:: INFORMATION GIVEN
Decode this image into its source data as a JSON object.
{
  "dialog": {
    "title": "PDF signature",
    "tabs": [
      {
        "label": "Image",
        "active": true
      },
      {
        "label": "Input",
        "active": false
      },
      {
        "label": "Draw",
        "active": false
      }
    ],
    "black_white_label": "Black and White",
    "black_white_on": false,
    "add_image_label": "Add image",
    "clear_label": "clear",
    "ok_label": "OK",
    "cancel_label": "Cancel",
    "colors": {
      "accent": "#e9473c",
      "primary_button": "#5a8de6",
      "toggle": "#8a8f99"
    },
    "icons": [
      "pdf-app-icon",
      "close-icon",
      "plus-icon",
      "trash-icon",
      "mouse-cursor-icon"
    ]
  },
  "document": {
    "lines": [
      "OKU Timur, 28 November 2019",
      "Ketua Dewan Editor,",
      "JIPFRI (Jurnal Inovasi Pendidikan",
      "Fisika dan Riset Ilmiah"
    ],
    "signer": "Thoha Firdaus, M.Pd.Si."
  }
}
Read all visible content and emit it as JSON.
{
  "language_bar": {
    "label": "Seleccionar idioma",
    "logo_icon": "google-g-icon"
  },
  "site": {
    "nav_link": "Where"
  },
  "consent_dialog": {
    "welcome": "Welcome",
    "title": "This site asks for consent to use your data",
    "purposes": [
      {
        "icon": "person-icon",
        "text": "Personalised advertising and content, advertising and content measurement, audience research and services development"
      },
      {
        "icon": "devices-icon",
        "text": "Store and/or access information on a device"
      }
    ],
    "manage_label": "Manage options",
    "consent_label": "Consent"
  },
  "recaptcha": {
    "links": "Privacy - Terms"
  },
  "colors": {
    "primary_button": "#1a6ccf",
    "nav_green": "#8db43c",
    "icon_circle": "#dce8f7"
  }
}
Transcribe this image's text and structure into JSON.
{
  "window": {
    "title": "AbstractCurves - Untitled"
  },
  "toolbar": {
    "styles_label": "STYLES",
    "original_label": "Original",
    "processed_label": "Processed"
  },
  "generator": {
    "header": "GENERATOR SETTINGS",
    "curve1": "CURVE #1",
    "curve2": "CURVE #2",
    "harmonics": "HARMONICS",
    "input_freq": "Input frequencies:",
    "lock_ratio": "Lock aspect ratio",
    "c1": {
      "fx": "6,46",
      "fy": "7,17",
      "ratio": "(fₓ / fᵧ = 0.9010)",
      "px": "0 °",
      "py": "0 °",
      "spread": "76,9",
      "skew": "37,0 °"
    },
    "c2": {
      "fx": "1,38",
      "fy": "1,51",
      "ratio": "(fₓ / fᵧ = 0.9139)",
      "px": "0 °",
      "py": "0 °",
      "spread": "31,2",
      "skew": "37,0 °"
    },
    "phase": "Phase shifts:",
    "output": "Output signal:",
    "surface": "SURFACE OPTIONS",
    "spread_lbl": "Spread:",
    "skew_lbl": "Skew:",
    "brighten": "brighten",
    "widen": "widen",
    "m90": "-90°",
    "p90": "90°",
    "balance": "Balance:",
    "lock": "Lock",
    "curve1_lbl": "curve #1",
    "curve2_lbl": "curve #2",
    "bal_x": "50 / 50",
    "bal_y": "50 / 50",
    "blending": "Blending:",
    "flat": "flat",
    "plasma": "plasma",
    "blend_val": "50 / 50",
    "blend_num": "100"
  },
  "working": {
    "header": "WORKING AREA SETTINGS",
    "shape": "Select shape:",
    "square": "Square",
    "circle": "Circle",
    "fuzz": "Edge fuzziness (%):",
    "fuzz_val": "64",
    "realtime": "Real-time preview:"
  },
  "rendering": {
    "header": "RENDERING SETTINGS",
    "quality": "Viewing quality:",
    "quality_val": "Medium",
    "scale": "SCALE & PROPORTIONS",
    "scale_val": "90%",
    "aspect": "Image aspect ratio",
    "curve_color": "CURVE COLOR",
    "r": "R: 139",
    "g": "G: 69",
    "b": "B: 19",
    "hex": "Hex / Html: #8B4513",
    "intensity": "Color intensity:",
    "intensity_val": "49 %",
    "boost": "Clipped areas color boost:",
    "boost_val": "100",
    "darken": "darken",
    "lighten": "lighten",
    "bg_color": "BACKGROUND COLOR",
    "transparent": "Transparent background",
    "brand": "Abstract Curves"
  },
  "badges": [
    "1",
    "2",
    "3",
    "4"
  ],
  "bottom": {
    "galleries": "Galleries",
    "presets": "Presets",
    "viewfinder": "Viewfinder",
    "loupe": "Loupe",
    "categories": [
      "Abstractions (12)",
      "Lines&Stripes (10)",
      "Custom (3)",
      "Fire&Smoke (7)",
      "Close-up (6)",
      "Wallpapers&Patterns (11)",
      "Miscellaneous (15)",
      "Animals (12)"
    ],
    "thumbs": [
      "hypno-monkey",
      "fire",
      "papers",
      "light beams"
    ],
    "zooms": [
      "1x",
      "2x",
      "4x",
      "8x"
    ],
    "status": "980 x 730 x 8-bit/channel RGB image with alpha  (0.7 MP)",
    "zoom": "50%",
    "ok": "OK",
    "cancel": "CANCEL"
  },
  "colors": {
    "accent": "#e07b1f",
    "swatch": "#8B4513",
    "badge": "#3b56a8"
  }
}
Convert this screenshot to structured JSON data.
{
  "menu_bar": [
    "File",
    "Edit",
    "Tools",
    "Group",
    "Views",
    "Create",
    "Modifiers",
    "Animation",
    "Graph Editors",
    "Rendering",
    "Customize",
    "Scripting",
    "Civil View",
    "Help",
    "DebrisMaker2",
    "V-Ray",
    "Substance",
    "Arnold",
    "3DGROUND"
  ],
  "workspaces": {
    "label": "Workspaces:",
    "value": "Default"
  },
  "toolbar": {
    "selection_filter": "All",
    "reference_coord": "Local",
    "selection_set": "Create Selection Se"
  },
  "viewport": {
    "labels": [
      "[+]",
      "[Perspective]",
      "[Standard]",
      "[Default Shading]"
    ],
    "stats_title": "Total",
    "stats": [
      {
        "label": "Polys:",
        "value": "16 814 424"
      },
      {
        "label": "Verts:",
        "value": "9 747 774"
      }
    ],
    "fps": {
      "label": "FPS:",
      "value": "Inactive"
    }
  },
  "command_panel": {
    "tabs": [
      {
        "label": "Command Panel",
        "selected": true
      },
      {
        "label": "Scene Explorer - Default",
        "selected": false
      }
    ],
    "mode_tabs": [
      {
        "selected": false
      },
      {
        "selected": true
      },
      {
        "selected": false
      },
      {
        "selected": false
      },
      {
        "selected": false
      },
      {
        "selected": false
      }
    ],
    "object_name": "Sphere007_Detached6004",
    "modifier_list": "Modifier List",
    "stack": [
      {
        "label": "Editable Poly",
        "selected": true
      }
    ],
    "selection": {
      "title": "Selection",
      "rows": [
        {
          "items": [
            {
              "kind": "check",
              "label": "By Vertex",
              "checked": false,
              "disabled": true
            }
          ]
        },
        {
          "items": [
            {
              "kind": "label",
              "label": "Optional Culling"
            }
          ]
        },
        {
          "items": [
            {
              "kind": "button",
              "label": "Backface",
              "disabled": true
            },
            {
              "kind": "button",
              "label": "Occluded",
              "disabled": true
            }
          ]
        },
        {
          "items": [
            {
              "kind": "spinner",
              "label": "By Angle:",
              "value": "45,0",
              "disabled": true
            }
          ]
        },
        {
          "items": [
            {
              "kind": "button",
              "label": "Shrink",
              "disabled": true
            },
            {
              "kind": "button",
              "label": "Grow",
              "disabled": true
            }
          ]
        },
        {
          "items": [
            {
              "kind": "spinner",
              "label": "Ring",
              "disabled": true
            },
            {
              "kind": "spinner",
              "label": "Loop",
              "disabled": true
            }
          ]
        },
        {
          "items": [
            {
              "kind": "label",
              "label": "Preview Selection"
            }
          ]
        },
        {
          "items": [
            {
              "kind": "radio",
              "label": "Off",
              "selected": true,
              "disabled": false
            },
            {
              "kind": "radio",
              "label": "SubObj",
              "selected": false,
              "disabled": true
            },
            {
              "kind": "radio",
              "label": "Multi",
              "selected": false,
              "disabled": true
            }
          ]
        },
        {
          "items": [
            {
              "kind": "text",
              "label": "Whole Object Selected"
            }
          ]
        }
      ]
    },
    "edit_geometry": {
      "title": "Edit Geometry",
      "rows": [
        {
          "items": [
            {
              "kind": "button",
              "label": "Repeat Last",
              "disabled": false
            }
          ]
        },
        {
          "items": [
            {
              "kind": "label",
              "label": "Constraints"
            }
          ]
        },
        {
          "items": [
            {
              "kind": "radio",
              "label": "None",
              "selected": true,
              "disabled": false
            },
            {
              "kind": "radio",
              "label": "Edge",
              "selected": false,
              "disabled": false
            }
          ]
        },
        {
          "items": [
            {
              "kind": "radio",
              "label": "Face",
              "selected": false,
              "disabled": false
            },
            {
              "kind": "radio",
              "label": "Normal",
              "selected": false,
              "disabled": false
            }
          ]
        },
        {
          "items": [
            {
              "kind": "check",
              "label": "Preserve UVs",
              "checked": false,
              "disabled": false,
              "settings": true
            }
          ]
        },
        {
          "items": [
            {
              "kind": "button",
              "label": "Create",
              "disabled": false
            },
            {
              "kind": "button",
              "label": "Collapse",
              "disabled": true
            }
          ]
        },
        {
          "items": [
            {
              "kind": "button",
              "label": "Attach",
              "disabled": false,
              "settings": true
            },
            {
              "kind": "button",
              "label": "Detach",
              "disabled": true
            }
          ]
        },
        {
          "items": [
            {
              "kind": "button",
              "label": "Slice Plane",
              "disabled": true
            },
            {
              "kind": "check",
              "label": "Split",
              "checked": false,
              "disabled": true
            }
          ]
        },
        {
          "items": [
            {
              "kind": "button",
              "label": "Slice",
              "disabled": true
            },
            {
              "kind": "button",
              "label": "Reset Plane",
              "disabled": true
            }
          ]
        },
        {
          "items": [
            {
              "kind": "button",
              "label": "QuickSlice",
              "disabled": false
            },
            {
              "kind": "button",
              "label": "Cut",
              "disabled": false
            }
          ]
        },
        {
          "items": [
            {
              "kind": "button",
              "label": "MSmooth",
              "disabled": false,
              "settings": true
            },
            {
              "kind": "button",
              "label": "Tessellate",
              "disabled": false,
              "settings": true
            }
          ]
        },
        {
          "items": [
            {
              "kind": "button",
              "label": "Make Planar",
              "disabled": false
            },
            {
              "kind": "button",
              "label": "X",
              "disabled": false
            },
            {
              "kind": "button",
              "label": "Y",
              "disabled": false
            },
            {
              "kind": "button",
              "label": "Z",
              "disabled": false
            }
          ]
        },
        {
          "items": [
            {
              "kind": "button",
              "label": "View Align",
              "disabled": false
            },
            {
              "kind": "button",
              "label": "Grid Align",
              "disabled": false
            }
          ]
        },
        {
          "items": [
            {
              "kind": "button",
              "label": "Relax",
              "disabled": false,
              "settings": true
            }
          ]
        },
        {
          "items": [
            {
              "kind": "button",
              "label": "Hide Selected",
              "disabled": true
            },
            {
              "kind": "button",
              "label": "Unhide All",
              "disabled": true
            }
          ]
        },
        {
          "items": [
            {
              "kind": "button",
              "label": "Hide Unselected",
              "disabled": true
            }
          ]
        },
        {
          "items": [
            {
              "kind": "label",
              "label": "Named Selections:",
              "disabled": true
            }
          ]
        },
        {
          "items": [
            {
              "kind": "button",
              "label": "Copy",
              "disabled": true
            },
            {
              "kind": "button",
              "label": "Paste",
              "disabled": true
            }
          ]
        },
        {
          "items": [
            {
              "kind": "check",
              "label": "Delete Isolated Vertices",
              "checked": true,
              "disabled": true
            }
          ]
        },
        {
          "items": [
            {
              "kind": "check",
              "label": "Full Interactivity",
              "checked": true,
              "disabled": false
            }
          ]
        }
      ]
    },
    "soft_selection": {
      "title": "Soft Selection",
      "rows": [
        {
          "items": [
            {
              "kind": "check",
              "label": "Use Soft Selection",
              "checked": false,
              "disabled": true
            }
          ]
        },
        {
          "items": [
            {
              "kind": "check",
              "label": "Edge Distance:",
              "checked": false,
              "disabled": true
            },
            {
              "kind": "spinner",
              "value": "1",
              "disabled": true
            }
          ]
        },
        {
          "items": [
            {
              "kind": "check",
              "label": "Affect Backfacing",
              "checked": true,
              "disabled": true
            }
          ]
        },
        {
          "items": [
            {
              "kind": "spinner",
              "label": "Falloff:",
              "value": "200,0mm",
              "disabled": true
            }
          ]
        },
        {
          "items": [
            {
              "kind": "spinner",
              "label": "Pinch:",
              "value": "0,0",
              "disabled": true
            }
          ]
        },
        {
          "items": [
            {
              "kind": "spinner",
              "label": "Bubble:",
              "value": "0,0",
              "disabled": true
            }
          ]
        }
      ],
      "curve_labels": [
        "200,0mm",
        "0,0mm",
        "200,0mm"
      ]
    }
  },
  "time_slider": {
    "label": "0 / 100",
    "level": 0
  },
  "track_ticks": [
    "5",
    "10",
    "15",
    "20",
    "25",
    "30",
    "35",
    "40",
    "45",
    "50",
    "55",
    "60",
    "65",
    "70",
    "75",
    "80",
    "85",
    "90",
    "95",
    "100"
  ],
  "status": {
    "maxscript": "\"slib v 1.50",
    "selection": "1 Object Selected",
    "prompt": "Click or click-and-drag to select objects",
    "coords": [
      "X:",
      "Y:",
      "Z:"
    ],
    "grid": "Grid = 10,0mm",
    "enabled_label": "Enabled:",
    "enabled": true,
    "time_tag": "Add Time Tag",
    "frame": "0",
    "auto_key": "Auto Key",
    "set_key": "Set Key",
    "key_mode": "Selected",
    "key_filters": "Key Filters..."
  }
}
::::
▸ SET TASK:
Find each line holding the word "text" and copy it.

▸ EXERCISE OUTPUT:
        "text": "Personalised advertising and content, advertising and content measurement, audience research and services development"
        "text": "Store and/or access information on a device"
Transcribe this image's text and structure into JSON.
              "kind": "text",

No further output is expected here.